__Aim__
Copy out every line in which the string "text" occurs.

───

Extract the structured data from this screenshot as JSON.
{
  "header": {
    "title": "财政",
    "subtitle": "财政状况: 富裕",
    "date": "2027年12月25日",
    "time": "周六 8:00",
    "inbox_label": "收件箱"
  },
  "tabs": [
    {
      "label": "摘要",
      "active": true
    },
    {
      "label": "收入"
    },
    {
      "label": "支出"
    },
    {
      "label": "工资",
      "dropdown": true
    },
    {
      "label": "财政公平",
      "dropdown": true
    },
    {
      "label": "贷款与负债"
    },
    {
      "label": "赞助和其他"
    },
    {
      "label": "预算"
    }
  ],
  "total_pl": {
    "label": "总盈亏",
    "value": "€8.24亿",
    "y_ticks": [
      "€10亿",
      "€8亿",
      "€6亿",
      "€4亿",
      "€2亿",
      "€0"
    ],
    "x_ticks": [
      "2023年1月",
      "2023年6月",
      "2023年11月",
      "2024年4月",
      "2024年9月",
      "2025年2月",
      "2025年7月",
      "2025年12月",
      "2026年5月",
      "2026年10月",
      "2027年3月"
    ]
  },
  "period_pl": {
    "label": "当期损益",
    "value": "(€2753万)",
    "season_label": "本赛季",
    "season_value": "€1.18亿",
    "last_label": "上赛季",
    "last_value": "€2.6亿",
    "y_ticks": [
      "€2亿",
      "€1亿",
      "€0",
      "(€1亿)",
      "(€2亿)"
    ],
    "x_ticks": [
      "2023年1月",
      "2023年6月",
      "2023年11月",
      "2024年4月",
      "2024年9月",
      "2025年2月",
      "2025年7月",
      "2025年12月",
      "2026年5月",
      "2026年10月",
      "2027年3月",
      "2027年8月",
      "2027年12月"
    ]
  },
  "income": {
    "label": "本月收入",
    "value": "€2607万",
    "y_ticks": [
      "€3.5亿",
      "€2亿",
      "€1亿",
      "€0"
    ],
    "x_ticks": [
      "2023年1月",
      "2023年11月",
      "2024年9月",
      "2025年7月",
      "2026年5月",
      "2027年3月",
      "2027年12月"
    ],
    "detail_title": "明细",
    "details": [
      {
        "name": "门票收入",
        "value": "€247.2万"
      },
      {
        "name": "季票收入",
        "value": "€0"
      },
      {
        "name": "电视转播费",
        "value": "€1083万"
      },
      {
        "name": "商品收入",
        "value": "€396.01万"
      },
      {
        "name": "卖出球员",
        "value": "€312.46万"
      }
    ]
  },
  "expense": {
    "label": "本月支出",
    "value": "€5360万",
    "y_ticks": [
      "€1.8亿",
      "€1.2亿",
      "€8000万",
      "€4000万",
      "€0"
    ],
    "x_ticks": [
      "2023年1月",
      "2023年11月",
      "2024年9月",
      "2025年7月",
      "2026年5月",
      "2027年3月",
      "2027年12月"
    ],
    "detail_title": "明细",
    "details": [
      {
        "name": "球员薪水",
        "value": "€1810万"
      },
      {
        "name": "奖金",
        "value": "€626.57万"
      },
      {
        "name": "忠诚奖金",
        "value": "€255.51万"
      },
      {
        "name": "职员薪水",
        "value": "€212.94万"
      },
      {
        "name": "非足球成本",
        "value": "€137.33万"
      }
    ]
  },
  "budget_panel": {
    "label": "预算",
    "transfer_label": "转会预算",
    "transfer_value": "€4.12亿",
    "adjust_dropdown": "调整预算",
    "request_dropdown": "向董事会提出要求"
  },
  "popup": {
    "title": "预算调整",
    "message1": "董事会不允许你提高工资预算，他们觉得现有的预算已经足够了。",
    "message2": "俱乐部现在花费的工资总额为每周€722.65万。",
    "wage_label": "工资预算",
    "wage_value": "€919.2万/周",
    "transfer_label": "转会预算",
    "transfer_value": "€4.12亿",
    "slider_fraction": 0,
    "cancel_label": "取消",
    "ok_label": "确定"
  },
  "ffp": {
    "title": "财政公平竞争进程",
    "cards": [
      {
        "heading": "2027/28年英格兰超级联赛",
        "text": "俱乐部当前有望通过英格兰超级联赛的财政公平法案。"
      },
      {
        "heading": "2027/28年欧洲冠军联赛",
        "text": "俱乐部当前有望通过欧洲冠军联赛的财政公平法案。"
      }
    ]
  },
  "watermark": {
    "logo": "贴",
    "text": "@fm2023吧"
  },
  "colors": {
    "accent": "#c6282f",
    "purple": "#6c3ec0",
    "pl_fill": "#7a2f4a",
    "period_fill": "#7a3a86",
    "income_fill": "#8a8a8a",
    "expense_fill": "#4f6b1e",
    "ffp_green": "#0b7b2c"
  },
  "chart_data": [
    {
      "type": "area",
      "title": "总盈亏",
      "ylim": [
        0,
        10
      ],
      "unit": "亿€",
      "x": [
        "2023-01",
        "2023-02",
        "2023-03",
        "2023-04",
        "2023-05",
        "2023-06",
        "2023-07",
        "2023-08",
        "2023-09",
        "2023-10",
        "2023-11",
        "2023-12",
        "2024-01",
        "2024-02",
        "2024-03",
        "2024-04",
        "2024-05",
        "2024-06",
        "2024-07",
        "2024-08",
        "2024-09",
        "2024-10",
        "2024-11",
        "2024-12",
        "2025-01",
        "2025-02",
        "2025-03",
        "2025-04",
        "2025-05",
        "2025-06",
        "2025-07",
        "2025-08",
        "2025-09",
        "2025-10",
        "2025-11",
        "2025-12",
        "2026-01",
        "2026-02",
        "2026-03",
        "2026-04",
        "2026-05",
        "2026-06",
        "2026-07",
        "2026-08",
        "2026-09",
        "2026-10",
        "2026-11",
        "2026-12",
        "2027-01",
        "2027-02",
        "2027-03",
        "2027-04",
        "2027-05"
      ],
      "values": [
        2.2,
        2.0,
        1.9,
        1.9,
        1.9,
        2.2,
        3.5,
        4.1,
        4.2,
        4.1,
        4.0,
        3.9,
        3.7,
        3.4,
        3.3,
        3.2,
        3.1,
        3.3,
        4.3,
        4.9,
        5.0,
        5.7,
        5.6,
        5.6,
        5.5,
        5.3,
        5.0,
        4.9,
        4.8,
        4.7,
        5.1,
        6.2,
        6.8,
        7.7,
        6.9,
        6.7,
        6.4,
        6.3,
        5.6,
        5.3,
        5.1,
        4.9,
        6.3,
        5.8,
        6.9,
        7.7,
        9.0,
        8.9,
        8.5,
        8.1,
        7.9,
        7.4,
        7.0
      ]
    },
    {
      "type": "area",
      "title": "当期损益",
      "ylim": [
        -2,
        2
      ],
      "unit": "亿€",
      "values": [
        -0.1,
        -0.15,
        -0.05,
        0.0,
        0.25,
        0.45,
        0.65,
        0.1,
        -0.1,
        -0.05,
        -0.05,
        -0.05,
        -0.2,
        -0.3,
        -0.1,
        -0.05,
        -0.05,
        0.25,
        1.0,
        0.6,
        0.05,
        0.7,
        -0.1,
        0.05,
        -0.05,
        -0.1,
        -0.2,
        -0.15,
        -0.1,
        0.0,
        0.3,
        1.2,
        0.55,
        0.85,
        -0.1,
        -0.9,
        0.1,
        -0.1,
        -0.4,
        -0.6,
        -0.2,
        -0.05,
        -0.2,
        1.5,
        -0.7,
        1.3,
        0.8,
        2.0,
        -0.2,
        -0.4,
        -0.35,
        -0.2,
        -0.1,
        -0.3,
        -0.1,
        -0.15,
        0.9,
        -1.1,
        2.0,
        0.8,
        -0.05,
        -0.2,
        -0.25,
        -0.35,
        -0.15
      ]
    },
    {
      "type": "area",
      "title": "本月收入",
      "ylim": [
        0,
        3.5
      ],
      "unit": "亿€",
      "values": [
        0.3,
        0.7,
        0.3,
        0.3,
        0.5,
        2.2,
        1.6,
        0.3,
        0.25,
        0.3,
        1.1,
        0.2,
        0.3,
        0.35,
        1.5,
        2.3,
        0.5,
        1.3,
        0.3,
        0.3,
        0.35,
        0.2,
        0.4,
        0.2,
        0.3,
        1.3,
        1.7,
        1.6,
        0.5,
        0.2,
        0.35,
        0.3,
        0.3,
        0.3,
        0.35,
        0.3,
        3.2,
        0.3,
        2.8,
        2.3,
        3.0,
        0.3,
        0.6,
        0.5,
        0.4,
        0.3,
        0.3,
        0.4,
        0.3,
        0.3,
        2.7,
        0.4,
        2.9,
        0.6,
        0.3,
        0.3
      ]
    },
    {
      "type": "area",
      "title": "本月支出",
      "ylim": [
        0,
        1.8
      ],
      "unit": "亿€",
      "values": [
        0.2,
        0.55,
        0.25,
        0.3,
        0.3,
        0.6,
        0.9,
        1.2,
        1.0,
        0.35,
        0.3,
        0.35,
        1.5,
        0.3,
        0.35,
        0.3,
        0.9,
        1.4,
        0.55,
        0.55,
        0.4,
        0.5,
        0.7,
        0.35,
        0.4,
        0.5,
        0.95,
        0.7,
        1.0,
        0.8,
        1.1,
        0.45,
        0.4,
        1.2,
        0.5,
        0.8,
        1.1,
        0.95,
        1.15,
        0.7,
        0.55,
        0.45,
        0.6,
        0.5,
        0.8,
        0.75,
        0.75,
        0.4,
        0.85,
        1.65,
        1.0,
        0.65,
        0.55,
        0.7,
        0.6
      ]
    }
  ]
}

───

__Exercise result__
        "text": "俱乐部当前有望通过英格兰超级联赛的财政公平法案。"
        "text": "俱乐部当前有望通过欧洲冠军联赛的财政公平法案。"
    "text": "@fm2023吧"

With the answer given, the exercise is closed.